**Work required**:
A word-for-word restatement of the data is what is needed.

**Entries supplied**:

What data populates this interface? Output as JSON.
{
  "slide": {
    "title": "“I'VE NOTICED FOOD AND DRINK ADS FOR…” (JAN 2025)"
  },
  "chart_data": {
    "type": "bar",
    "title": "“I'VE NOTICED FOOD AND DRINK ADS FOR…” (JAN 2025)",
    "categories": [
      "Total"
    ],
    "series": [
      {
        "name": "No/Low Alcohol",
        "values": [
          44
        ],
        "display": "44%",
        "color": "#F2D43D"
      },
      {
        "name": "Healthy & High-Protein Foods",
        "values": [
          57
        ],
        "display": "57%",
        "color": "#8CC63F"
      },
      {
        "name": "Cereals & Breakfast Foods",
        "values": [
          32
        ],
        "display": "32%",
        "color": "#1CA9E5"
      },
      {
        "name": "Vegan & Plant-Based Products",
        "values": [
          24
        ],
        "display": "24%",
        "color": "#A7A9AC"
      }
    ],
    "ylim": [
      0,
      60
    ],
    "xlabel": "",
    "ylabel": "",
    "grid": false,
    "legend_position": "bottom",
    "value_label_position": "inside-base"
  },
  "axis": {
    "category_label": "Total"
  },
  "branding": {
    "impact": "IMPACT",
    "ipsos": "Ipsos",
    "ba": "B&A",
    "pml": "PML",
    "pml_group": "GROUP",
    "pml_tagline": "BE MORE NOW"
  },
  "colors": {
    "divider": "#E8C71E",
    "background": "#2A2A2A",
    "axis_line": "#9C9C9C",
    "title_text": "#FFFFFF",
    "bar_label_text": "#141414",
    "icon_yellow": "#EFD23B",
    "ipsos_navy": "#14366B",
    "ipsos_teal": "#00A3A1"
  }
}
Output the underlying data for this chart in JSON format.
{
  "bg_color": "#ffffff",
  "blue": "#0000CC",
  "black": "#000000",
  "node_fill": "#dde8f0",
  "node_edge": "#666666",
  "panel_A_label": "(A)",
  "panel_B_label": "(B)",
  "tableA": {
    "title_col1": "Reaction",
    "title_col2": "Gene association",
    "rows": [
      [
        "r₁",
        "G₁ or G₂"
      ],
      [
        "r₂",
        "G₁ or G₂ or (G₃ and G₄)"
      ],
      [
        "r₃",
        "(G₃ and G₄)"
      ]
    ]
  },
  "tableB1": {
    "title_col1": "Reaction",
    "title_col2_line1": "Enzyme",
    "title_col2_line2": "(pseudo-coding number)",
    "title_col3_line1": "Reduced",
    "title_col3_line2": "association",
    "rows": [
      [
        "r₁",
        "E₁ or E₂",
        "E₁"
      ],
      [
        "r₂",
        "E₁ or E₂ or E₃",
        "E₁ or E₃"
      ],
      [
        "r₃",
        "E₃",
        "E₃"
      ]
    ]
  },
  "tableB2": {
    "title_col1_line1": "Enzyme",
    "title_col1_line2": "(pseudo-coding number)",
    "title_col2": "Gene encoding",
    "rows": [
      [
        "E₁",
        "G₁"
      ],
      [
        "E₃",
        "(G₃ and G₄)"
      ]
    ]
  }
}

**Result for this exercise**:
What data populates this interface? Output as JSON.
{
  "slide": {
    "title": "“I'VE NOTICED FOOD AND DRINK ADS FOR…” (JAN 2025)"
  },
  "chart_data": {
    "type": "bar",
    "title": "“I'VE NOTICED FOOD AND DRINK ADS FOR…” (JAN 2025)",
    "categories": [
      "Total"
    ],
    "series": [
      {
        "name": "No/Low Alcohol",
        "values": [
          44
        ],
        "display": "44%",
        "color": "#F2D43D"
      },
      {
        "name": "Healthy & High-Protein Foods",
        "values": [
          57
        ],
        "display": "57%",
        "color": "#8CC63F"
      },
      {
        "name": "Cereals & Breakfast Foods",
        "values": [
          32
        ],
        "display": "32%",
        "color": "#1CA9E5"
      },
      {
        "name": "Vegan & Plant-Based Products",
        "values": [
          24
        ],
        "display": "24%",
        "color": "#A7A9AC"
      }
    ],
    "ylim": [
      0,
      60
    ],
    "xlabel": "",
    "ylabel": "",
    "grid": false,
    "legend_position": "bottom",
    "value_label_position": "inside-base"
  },
  "axis": {
    "category_label": "Total"
  },
  "branding": {
    "impact": "IMPACT",
    "ipsos": "Ipsos",
    "ba": "B&A",
    "pml": "PML",
    "pml_group": "GROUP",
    "pml_tagline": "BE MORE NOW"
  },
  "colors": {
    "divider": "#E8C71E",
    "background": "#2A2A2A",
    "axis_line": "#9C9C9C",
    "title_text": "#FFFFFF",
    "bar_label_text": "#141414",
    "icon_yellow": "#EFD23B",
    "ipsos_navy": "#14366B",
    "ipsos_teal": "#00A3A1"
  }
}
Output the underlying data for this chart in JSON format.
{
  "bg_color": "#ffffff",
  "blue": "#0000CC",
  "black": "#000000",
  "node_fill": "#dde8f0",
  "node_edge": "#666666",
  "panel_A_label": "(A)",
  "panel_B_label": "(B)",
  "tableA": {
    "title_col1": "Reaction",
    "title_col2": "Gene association",
    "rows": [
      [
        "r₁",
        "G₁ or G₂"
      ],
      [
        "r₂",
        "G₁ or G₂ or (G₃ and G₄)"
      ],
      [
        "r₃",
        "(G₃ and G₄)"
      ]
    ]
  },
  "tableB1": {
    "title_col1": "Reaction",
    "title_col2_line1": "Enzyme",
    "title_col2_line2": "(pseudo-coding number)",
    "title_col3_line1": "Reduced",
    "title_col3_line2": "association",
    "rows": [
      [
        "r₁",
        "E₁ or E₂",
        "E₁"
      ],
      [
        "r₂",
        "E₁ or E₂ or E₃",
        "E₁ or E₃"
      ],
      [
        "r₃",
        "E₃",
        "E₃"
      ]
    ]
  },
  "tableB2": {
    "title_col1_line1": "Enzyme",
    "title_col1_line2": "(pseudo-coding number)",
    "title_col2": "Gene encoding",
    "rows": [
      [
        "E₁",
        "G₁"
      ],
      [
        "E₃",
        "(G₃ and G₄)"
      ]
    ]
  }
}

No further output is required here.